BEGIN

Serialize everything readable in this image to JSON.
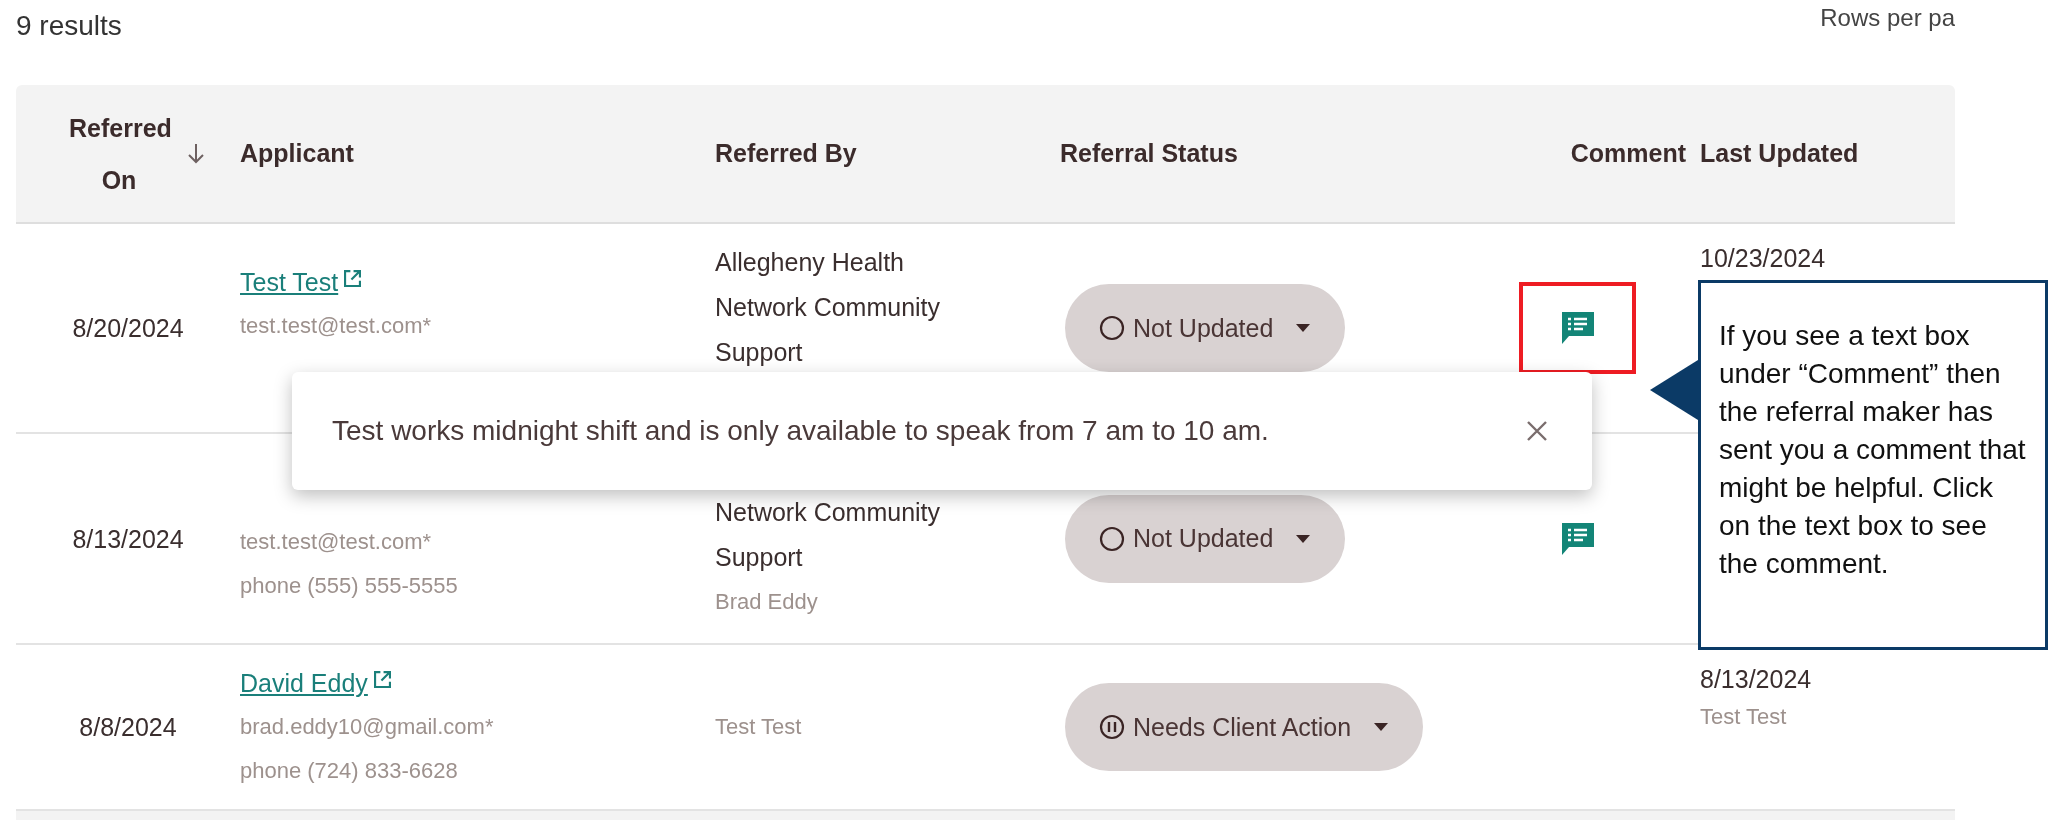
{
  "results_count": "9 results",
  "rows_per_page_label": "Rows per pa",
  "table": {
    "columns": [
      {
        "label": "Referred On",
        "sorted": true
      },
      {
        "label": "Applicant",
        "sorted": false
      },
      {
        "label": "Referred By",
        "sorted": false
      },
      {
        "label": "Referral Status",
        "sorted": false
      },
      {
        "label": "Comment",
        "sorted": false
      },
      {
        "label": "Last Updated",
        "sorted": false
      }
    ],
    "rows": [
      {
        "referred_on": "8/20/2024",
        "applicant": {
          "name": "Test Test",
          "email": "test.test@test.com*"
        },
        "referred_by": {
          "organization": "Allegheny Health Network Community Support"
        },
        "status": {
          "label": "Not Updated",
          "kind": "not_updated"
        },
        "comment": {
          "present": true,
          "highlighted": true
        },
        "last_updated": {
          "date": "10/23/2024"
        }
      },
      {
        "referred_on": "8/13/2024",
        "applicant": {
          "email": "test.test@test.com*",
          "phone": "phone (555) 555-5555"
        },
        "referred_by": {
          "organization": "Network Community Support",
          "person": "Brad Eddy"
        },
        "status": {
          "label": "Not Updated",
          "kind": "not_updated"
        },
        "comment": {
          "present": true,
          "highlighted": false
        }
      },
      {
        "referred_on": "8/8/2024",
        "applicant": {
          "name": "David Eddy",
          "email": "brad.eddy10@gmail.com*",
          "phone": "phone (724) 833-6628"
        },
        "referred_by": {
          "person": "Test Test"
        },
        "status": {
          "label": "Needs Client Action",
          "kind": "needs_client_action"
        },
        "comment": {
          "present": false,
          "highlighted": false
        },
        "last_updated": {
          "date": "8/13/2024",
          "by": "Test Test"
        }
      }
    ]
  },
  "comment_popup": {
    "text": "Test works midnight shift and is only available to speak from 7 am to 10 am."
  },
  "annotation": {
    "text": "If you see a text box under “Comment” then the referral maker has sent you a comment that might be helpful. Click on the text box to see the comment."
  }
}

END

**PROBLEM DETAILS**
The records above must be printed exactly; the pictures stay out.

**ANSWER**
Serialize everything readable in this image to JSON.
{
  "results_count": "9 results",
  "rows_per_page_label": "Rows per pa",
  "table": {
    "columns": [
      {
        "label": "Referred On",
        "sorted": true
      },
      {
        "label": "Applicant",
        "sorted": false
      },
      {
        "label": "Referred By",
        "sorted": false
      },
      {
        "label": "Referral Status",
        "sorted": false
      },
      {
        "label": "Comment",
        "sorted": false
      },
      {
        "label": "Last Updated",
        "sorted": false
      }
    ],
    "rows": [
      {
        "referred_on": "8/20/2024",
        "applicant": {
          "name": "Test Test",
          "email": "test.test@test.com*"
        },
        "referred_by": {
          "organization": "Allegheny Health Network Community Support"
        },
        "status": {
          "label": "Not Updated",
          "kind": "not_updated"
        },
        "comment": {
          "present": true,
          "highlighted": true
        },
        "last_updated": {
          "date": "10/23/2024"
        }
      },
      {
        "referred_on": "8/13/2024",
        "applicant": {
          "email": "test.test@test.com*",
          "phone": "phone (555) 555-5555"
        },
        "referred_by": {
          "organization": "Network Community Support",
          "person": "Brad Eddy"
        },
        "status": {
          "label": "Not Updated",
          "kind": "not_updated"
        },
        "comment": {
          "present": true,
          "highlighted": false
        }
      },
      {
        "referred_on": "8/8/2024",
        "applicant": {
          "name": "David Eddy",
          "email": "brad.eddy10@gmail.com*",
          "phone": "phone (724) 833-6628"
        },
        "referred_by": {
          "person": "Test Test"
        },
        "status": {
          "label": "Needs Client Action",
          "kind": "needs_client_action"
        },
        "comment": {
          "present": false,
          "highlighted": false
        },
        "last_updated": {
          "date": "8/13/2024",
          "by": "Test Test"
        }
      }
    ]
  },
  "comment_popup": {
    "text": "Test works midnight shift and is only available to speak from 7 am to 10 am."
  },
  "annotation": {
    "text": "If you see a text box under “Comment” then the referral maker has sent you a comment that might be helpful. Click on the text box to see the comment."
  }
}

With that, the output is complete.